▶
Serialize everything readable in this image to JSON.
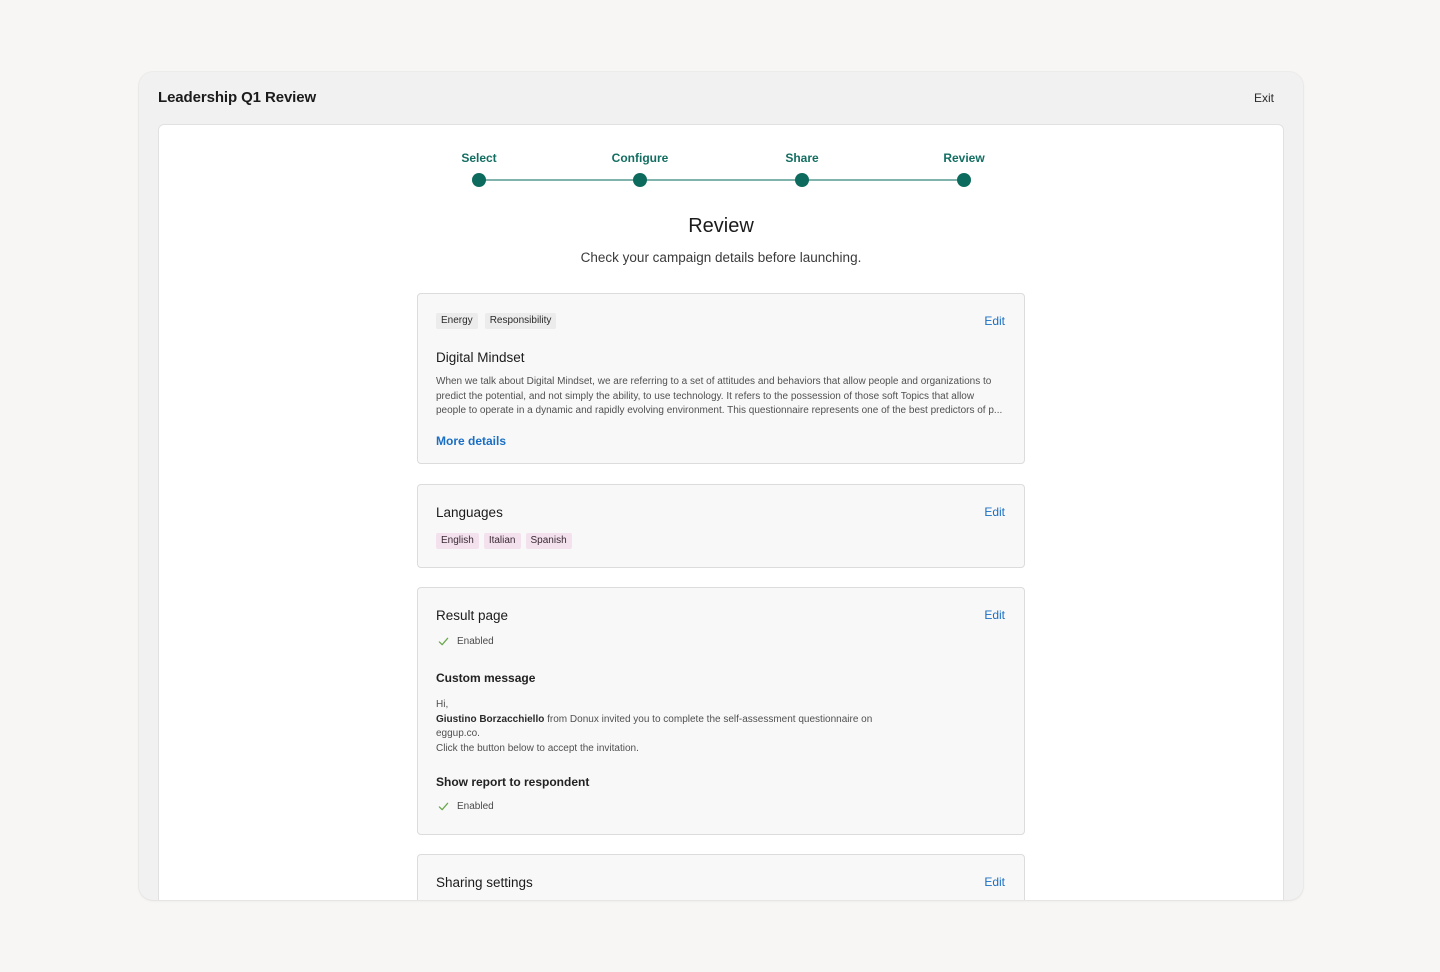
{
  "window": {
    "title": "Leadership Q1 Review",
    "exit_label": "Exit"
  },
  "stepper": {
    "steps": [
      {
        "label": "Select"
      },
      {
        "label": "Configure"
      },
      {
        "label": "Share"
      },
      {
        "label": "Review"
      }
    ],
    "current": "Review"
  },
  "page": {
    "heading": "Review",
    "subheading": "Check your campaign details before launching."
  },
  "questionnaire_card": {
    "tags": [
      "Energy",
      "Responsibility"
    ],
    "title": "Digital Mindset",
    "description_lines": [
      "When we talk about Digital Mindset, we are referring to a set of attitudes and behaviors that allow people and organizations to",
      "predict the potential, and not simply the ability, to use technology. It refers to the possession of those soft Topics that allow",
      "people to operate in a dynamic and rapidly evolving environment. This questionnaire represents one of the best predictors of p..."
    ],
    "more_label": "More details",
    "edit_label": "Edit"
  },
  "languages_card": {
    "title": "Languages",
    "tags": [
      "English",
      "Italian",
      "Spanish"
    ],
    "edit_label": "Edit"
  },
  "result_card": {
    "title": "Result page",
    "status": "Enabled",
    "custom_message_title": "Custom message",
    "message": {
      "greeting": "Hi,",
      "sender": "Giustino Borzacchiello",
      "line1_rest": " from Donux invited you to complete the self-assessment questionnaire on",
      "line2": "eggup.co.",
      "line3": "Click the button below to accept the invitation."
    },
    "show_report_title": "Show report  to respondent",
    "show_report_status": "Enabled",
    "edit_label": "Edit"
  },
  "sharing_card": {
    "title": "Sharing settings",
    "edit_label": "Edit"
  },
  "colors": {
    "accent": "#0d6b5e",
    "link": "#1a6fc4",
    "check": "#6aa84f",
    "language_tag_bg": "#f3e2ee"
  }
}
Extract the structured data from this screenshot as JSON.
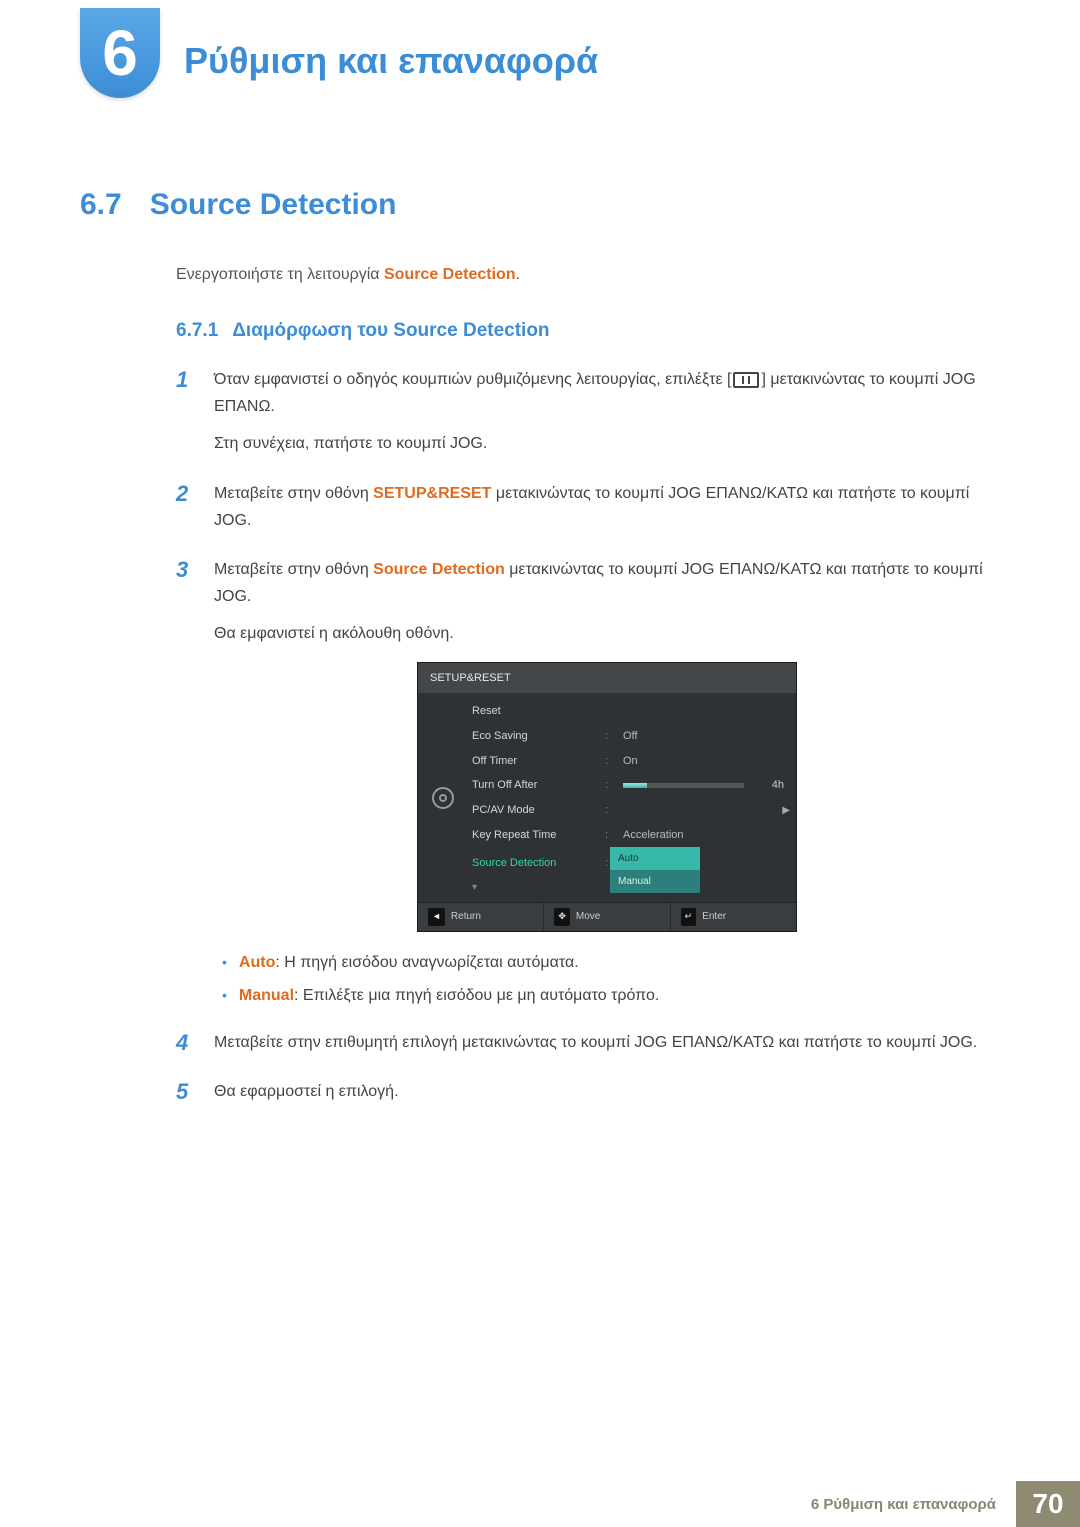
{
  "chapter": {
    "number": "6",
    "title": "Ρύθμιση και επαναφορά"
  },
  "section": {
    "number": "6.7",
    "title": "Source Detection"
  },
  "intro": {
    "prefix": "Ενεργοποιήστε τη λειτουργία ",
    "term": "Source Detection",
    "suffix": "."
  },
  "subsection": {
    "number": "6.7.1",
    "title": "Διαμόρφωση του Source Detection"
  },
  "steps": [
    {
      "n": "1",
      "p1_pre": "Όταν εμφανιστεί ο οδηγός κουμπιών ρυθμιζόμενης λειτουργίας, επιλέξτε [",
      "p1_post": "] μετακινώντας το κουμπί JOG ΕΠΑΝΩ.",
      "p2": "Στη συνέχεια, πατήστε το κουμπί JOG."
    },
    {
      "n": "2",
      "p1_pre": "Μεταβείτε στην οθόνη ",
      "p1_hl": "SETUP&RESET",
      "p1_post": " μετακινώντας το κουμπί JOG ΕΠΑΝΩ/ΚΑΤΩ και πατήστε το κουμπί JOG."
    },
    {
      "n": "3",
      "p1_pre": "Μεταβείτε στην οθόνη ",
      "p1_hl": "Source Detection",
      "p1_post": " μετακινώντας το κουμπί JOG ΕΠΑΝΩ/ΚΑΤΩ και πατήστε το κουμπί JOG.",
      "p2": "Θα εμφανιστεί η ακόλουθη οθόνη."
    },
    {
      "n": "4",
      "p1": "Μεταβείτε στην επιθυμητή επιλογή μετακινώντας το κουμπί JOG ΕΠΑΝΩ/ΚΑΤΩ και πατήστε το κουμπί JOG."
    },
    {
      "n": "5",
      "p1": "Θα εφαρμοστεί η επιλογή."
    }
  ],
  "osd": {
    "title": "SETUP&RESET",
    "rows": {
      "reset": "Reset",
      "eco": {
        "label": "Eco Saving",
        "value": "Off"
      },
      "timer": {
        "label": "Off Timer",
        "value": "On"
      },
      "turnoff": {
        "label": "Turn Off After",
        "value": "4h"
      },
      "pcav": {
        "label": "PC/AV Mode"
      },
      "repeat": {
        "label": "Key Repeat Time",
        "value": "Acceleration"
      },
      "source": {
        "label": "Source Detection"
      }
    },
    "dropdown": {
      "auto": "Auto",
      "manual": "Manual"
    },
    "footer": {
      "return": "Return",
      "move": "Move",
      "enter": "Enter"
    }
  },
  "bullets": {
    "auto": {
      "term": "Auto",
      "text": ": Η πηγή εισόδου αναγνωρίζεται αυτόματα."
    },
    "manual": {
      "term": "Manual",
      "text": ": Επιλέξτε μια πηγή εισόδου με μη αυτόματο τρόπο."
    }
  },
  "footer": {
    "label": "6 Ρύθμιση και επαναφορά",
    "page": "70"
  }
}
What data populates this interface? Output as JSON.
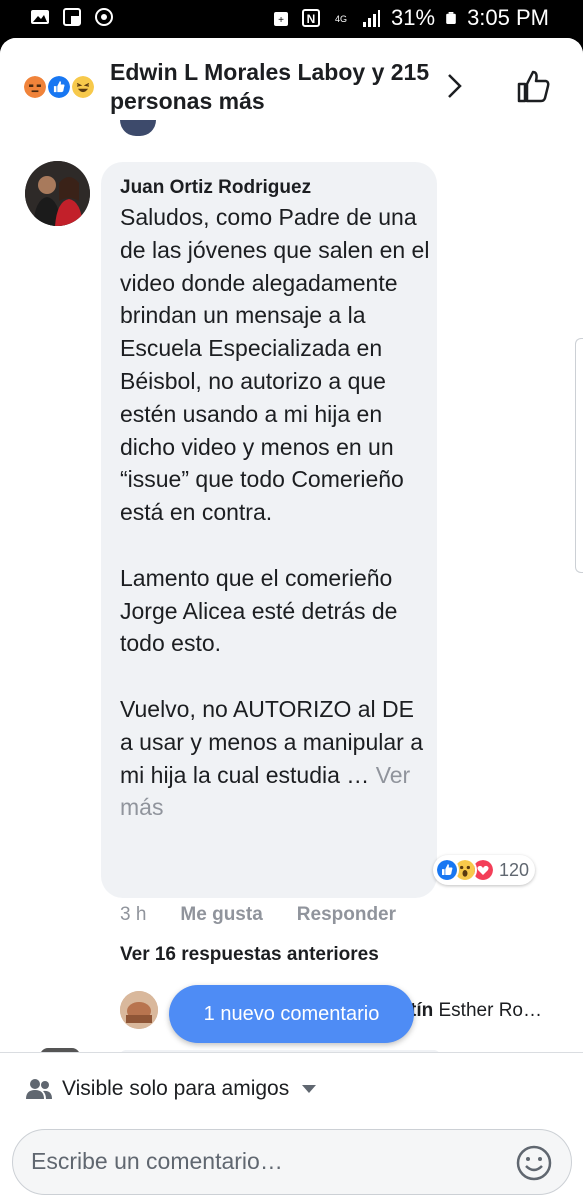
{
  "status_bar": {
    "battery_percent": "31%",
    "time": "3:05 PM"
  },
  "header": {
    "title": "Edwin L Morales Laboy y 215 personas más",
    "reaction_icons": [
      "angry-icon",
      "like-icon",
      "haha-icon"
    ]
  },
  "comment": {
    "author": "Juan Ortiz Rodriguez",
    "body": "Saludos, como Padre de una de las jóvenes que salen en el video donde alegadamente brindan un mensaje a la Escuela Especializada en Béisbol, no autorizo a que estén usando a mi hija en dicho video y menos en un “issue” que todo Comerieño está en contra.\n\nLamento que el comerieño Jorge Alicea esté detrás de todo esto.\n\nVuelvo, no AUTORIZO al DE a usar y menos a manipular a mi hija la cual estudia … ",
    "see_more": "Ver más",
    "reaction_count": "120",
    "time": "3 h",
    "like_label": "Me gusta",
    "reply_label": "Responder",
    "previous_replies": "Ver 16 respuestas anteriores",
    "reply_name_bold": "tín",
    "reply_name_rest": " Esther Ro…"
  },
  "new_comment_pill": "1 nuevo comentario",
  "footer": {
    "visibility": "Visible solo para amigos",
    "comment_placeholder": "Escribe un comentario…"
  },
  "colors": {
    "like_blue": "#4e8cf5",
    "bubble_gray": "#f0f2f5",
    "meta_gray": "#90949c"
  }
}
◀
Restate the records word for word, omitting images.

Serialize everything readable in this image to JSON.
{
  "window": {
    "title": "Leadership Q1 Review",
    "exit_label": "Exit"
  },
  "stepper": {
    "steps": [
      {
        "label": "Select"
      },
      {
        "label": "Configure"
      },
      {
        "label": "Share"
      },
      {
        "label": "Review"
      }
    ],
    "current": "Review"
  },
  "page": {
    "heading": "Review",
    "subheading": "Check your campaign details before launching."
  },
  "questionnaire_card": {
    "tags": [
      "Energy",
      "Responsibility"
    ],
    "title": "Digital Mindset",
    "description_lines": [
      "When we talk about Digital Mindset, we are referring to a set of attitudes and behaviors that allow people and organizations to",
      "predict the potential, and not simply the ability, to use technology. It refers to the possession of those soft Topics that allow",
      "people to operate in a dynamic and rapidly evolving environment. This questionnaire represents one of the best predictors of p..."
    ],
    "more_label": "More details",
    "edit_label": "Edit"
  },
  "languages_card": {
    "title": "Languages",
    "tags": [
      "English",
      "Italian",
      "Spanish"
    ],
    "edit_label": "Edit"
  },
  "result_card": {
    "title": "Result page",
    "status": "Enabled",
    "custom_message_title": "Custom message",
    "message": {
      "greeting": "Hi,",
      "sender": "Giustino Borzacchiello",
      "line1_rest": " from Donux invited you to complete the self-assessment questionnaire on",
      "line2": "eggup.co.",
      "line3": "Click the button below to accept the invitation."
    },
    "show_report_title": "Show report  to respondent",
    "show_report_status": "Enabled",
    "edit_label": "Edit"
  },
  "sharing_card": {
    "title": "Sharing settings",
    "edit_label": "Edit"
  },
  "colors": {
    "accent": "#0d6b5e",
    "link": "#1a6fc4",
    "check": "#6aa84f",
    "language_tag_bg": "#f3e2ee"
  }
}
Extract the structured data from this screenshot as JSON.
{
  "chapter": {
    "number": "6",
    "title": "Ρύθμιση και επαναφορά"
  },
  "section": {
    "number": "6.7",
    "title": "Source Detection"
  },
  "intro": {
    "prefix": "Ενεργοποιήστε τη λειτουργία ",
    "term": "Source Detection",
    "suffix": "."
  },
  "subsection": {
    "number": "6.7.1",
    "title": "Διαμόρφωση του Source Detection"
  },
  "steps": [
    {
      "n": "1",
      "p1_pre": "Όταν εμφανιστεί ο οδηγός κουμπιών ρυθμιζόμενης λειτουργίας, επιλέξτε [",
      "p1_post": "] μετακινώντας το κουμπί JOG ΕΠΑΝΩ.",
      "p2": "Στη συνέχεια, πατήστε το κουμπί JOG."
    },
    {
      "n": "2",
      "p1_pre": "Μεταβείτε στην οθόνη ",
      "p1_hl": "SETUP&RESET",
      "p1_post": " μετακινώντας το κουμπί JOG ΕΠΑΝΩ/ΚΑΤΩ και πατήστε το κουμπί JOG."
    },
    {
      "n": "3",
      "p1_pre": "Μεταβείτε στην οθόνη ",
      "p1_hl": "Source Detection",
      "p1_post": " μετακινώντας το κουμπί JOG ΕΠΑΝΩ/ΚΑΤΩ και πατήστε το κουμπί JOG.",
      "p2": "Θα εμφανιστεί η ακόλουθη οθόνη."
    },
    {
      "n": "4",
      "p1": "Μεταβείτε στην επιθυμητή επιλογή μετακινώντας το κουμπί JOG ΕΠΑΝΩ/ΚΑΤΩ και πατήστε το κουμπί JOG."
    },
    {
      "n": "5",
      "p1": "Θα εφαρμοστεί η επιλογή."
    }
  ],
  "osd": {
    "title": "SETUP&RESET",
    "rows": {
      "reset": "Reset",
      "eco": {
        "label": "Eco Saving",
        "value": "Off"
      },
      "timer": {
        "label": "Off Timer",
        "value": "On"
      },
      "turnoff": {
        "label": "Turn Off After",
        "value": "4h"
      },
      "pcav": {
        "label": "PC/AV Mode"
      },
      "repeat": {
        "label": "Key Repeat Time",
        "value": "Acceleration"
      },
      "source": {
        "label": "Source Detection"
      }
    },
    "dropdown": {
      "auto": "Auto",
      "manual": "Manual"
    },
    "footer": {
      "return": "Return",
      "move": "Move",
      "enter": "Enter"
    }
  },
  "bullets": {
    "auto": {
      "term": "Auto",
      "text": ": Η πηγή εισόδου αναγνωρίζεται αυτόματα."
    },
    "manual": {
      "term": "Manual",
      "text": ": Επιλέξτε μια πηγή εισόδου με μη αυτόματο τρόπο."
    }
  },
  "footer": {
    "label": "6 Ρύθμιση και επαναφορά",
    "page": "70"
  }
}
What data populates this interface? Output as JSON.
{
  "status_bar": {
    "battery_percent": "31%",
    "time": "3:05 PM"
  },
  "header": {
    "title": "Edwin L Morales Laboy y 215 personas más",
    "reaction_icons": [
      "angry-icon",
      "like-icon",
      "haha-icon"
    ]
  },
  "comment": {
    "author": "Juan Ortiz Rodriguez",
    "body": "Saludos, como Padre de una de las jóvenes que salen en el video donde alegadamente brindan un mensaje a la Escuela Especializada en Béisbol, no autorizo a que estén usando a mi hija en dicho video y menos en un “issue” que todo Comerieño está en contra.\n\nLamento que el comerieño Jorge Alicea esté detrás de todo esto.\n\nVuelvo, no AUTORIZO al DE a usar y menos a manipular a mi hija la cual estudia … ",
    "see_more": "Ver más",
    "reaction_count": "120",
    "time": "3 h",
    "like_label": "Me gusta",
    "reply_label": "Responder",
    "previous_replies": "Ver 16 respuestas anteriores",
    "reply_name_bold": "tín",
    "reply_name_rest": " Esther Ro…"
  },
  "new_comment_pill": "1 nuevo comentario",
  "footer": {
    "visibility": "Visible solo para amigos",
    "comment_placeholder": "Escribe un comentario…"
  },
  "colors": {
    "like_blue": "#4e8cf5",
    "bubble_gray": "#f0f2f5",
    "meta_gray": "#90949c"
  }
}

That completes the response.